- [DOCUMENT PASSAGE]
Emma Burns

Senior Project Manager
Centre for Entrepreneurial Agri-Technology (CEAT)

Emma Burns is the Senior Project Manager for the new Centre for Entrepreneurial Agri-Technology. In this capacity, she is responsible for the operational leadership of the Centre.

Prior to joining the Research School of Biology, Emma was based within the ANU Fenner School of Environment and Society, where she held positions as the Director of Sustainable Farms (2017-2018) and Executive Director of the Long Term Ecological Research Network (2011-2018).

Emma holds has a PhD in population genetics and phylogeography. She is a member of the Australian Ecosystem Science Council, and a member of the Editorial Board for the Sustainable Intensification & Ecosystem Services section for the journal Frontiers in Sustainable Food Systems. Prior to joining ANU, Emma held positions in consulting, and government (NSW and Commonwealth). Most notably, she was a senior member of the leadership team which established the Commonwealth Government’s Environment Stewardship Program between 2007 and 2011. In this capacity, she was responsible for managing the development of reverse-auction protocols, the conservation metrics required to competitively assess proposals and the scientific assessments and monitoring systems needed to ensure government investments were credible and cost-effective.

Emma has published in excess of 40 articles on diverse topics in agri-environmental policy, ecological research, and natural resource management. She is committed to bridging the divide between science, policy, industry, and practice and is inspired most by Buckminster Fuller’s quote “You never change things by fighting the existing reality. To change something, build a new model that makes the existing model obsolete”.

- [PROVIDED INFORMATION]
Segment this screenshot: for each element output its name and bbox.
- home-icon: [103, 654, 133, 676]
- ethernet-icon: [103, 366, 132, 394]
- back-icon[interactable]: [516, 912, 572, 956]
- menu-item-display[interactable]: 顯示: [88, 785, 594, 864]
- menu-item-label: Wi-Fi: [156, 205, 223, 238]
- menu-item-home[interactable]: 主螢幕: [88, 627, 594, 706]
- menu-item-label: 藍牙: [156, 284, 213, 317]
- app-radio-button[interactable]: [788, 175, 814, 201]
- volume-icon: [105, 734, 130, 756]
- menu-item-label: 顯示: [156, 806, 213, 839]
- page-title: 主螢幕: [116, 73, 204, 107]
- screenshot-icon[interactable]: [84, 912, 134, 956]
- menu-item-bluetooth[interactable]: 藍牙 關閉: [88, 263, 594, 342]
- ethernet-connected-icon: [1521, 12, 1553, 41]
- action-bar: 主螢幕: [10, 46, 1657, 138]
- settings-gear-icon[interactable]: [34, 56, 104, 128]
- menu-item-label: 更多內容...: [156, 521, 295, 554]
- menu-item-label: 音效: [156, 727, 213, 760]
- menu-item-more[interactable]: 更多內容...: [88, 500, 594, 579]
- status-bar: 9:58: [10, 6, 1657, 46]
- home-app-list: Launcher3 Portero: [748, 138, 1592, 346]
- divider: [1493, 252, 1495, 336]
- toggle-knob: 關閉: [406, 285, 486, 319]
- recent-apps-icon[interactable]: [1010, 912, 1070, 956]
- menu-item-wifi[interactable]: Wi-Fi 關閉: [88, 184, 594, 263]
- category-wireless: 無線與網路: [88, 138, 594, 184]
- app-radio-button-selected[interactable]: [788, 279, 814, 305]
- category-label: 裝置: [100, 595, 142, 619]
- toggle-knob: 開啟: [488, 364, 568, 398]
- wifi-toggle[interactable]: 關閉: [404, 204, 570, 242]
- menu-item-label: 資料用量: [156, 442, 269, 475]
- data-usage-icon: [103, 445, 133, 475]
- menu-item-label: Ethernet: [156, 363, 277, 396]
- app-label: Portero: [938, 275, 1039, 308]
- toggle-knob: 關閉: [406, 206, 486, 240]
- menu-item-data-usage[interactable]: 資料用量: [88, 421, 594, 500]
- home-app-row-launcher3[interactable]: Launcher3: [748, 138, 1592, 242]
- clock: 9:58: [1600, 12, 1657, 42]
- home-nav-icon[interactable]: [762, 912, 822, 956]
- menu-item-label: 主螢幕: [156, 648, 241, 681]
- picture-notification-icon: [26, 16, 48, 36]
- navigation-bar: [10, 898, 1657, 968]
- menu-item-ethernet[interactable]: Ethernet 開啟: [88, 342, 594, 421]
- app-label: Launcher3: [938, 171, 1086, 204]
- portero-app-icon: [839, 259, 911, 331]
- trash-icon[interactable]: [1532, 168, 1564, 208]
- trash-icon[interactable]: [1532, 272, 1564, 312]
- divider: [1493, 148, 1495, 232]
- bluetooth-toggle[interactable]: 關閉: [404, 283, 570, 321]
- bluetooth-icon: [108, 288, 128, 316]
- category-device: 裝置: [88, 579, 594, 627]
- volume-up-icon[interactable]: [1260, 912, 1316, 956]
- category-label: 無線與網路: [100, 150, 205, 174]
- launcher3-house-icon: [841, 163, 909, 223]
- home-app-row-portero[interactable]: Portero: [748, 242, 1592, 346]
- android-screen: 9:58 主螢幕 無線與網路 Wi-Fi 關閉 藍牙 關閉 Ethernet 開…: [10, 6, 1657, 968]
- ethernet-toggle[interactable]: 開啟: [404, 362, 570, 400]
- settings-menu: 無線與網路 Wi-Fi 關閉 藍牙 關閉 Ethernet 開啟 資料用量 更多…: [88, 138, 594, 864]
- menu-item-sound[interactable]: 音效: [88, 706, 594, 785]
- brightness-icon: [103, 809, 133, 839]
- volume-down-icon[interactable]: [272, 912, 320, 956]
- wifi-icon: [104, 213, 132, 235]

- [INSTRUCTIONS]
[A] Using the Emma Burns profile, answer the questions below, each on its own line and marked to match:
(i) What is Emma Burns responsible for as Senior Project Manager of the Centre for Entrepreneurial Agri-Technology?
(ii) In which years did she serve as Director of Sustainable Farms?
(iii) How many articles has she published, according to the profile?
[B] What might the next paragraph of the Emma Burns profile say? Write it so it follows on from the profile's last sentence.

- [OUTPUTS IN ORDER]
[A]
(i) The operational leadership of the Centre.
(ii) 2017-2018.
(iii) In excess of 40 articles.

[B]
Example Publications

  • Burns, E. L., Zammit C. Attwood, S.J. and Lindenmayer, D. B. (2016). Lessons from the Environmental Stewardship Program for creating long-term agri-environment schemes In: Learning from agri-environment schemes in Australia: investing in biodiversity and other ecosystem services on farms. Ansell, D. Gibson, F. and Salt, D. Editors. ANU Press, Canberra. http://press.anu.edu.au?p=346093
  • Lindenmayer, D. B., Burns, E. L., Tennant, P., Dickman, C. R., et al. (2015) Contemplating the future: Acting now on long-term monitoring to answer 2050’s questions. Austral Ecology. Published online January 2015 DOI: 10.1111/aec.12207
  • Barton, P. S., Lentini, P.A, Ikin, K., Alacs, E., Bau, S., Buckley, Y. M., Burns, E. L., et al. (2015) Guidelines for using movement science to inform biodiversity policy. Environmental Management. DOI: 10.1007/s00267-015-0570-5
  • Lynch, A. J., Thackway, R., Specht, A., Beggs, P., Brisbane, S. Burns, E., et al. (2015). Transdisciplinary synthesis for ecosystem science, policy and management: The Australian experience. Science of the Total Environment. Published online May 2015. doi:10.1016/j.scitotenv.2015.04.100
  • Burns, E. L, Lindenmayer, D., Stein, J. Blanchard, W. et al (2015). An Ecosystem Assessment of Mountain Ash Forest in the Central Highlands of Victoria, south-eastern Australia. Austral Ecology. Published online October 2014 DOI:10.1111/aec.12200.
  • Burns, E. L., Lindenmayer, D. B., Tennant, P., et al. (2014). Making ecological monitoring successful: Insights and lessons from the Long Term Ecological Research Network. Free published booklet.
  • Ens, E., Burns, E., Russell-Smith, J., Sparrow, B., Wardle, G (2014). The Cultural Imperative: broadening the vision of long-term ecological monitoring to enhance environmental policy and management outcomes. In: Biodiversity and Environmental Change: Monitoring, Challenges and Direction. Lindenmayer, D., Burns, E., Thurgate, N., and Lowe, A. Editors. CSIRO Publishing, Melbourne.
  • Burns, E. and Lindenmayer, D. (2014). Policy Handbook. Learning from Long-term ecological research to Better Manage Biodiversity in Australia. CSIRO Publishing, Melbourne.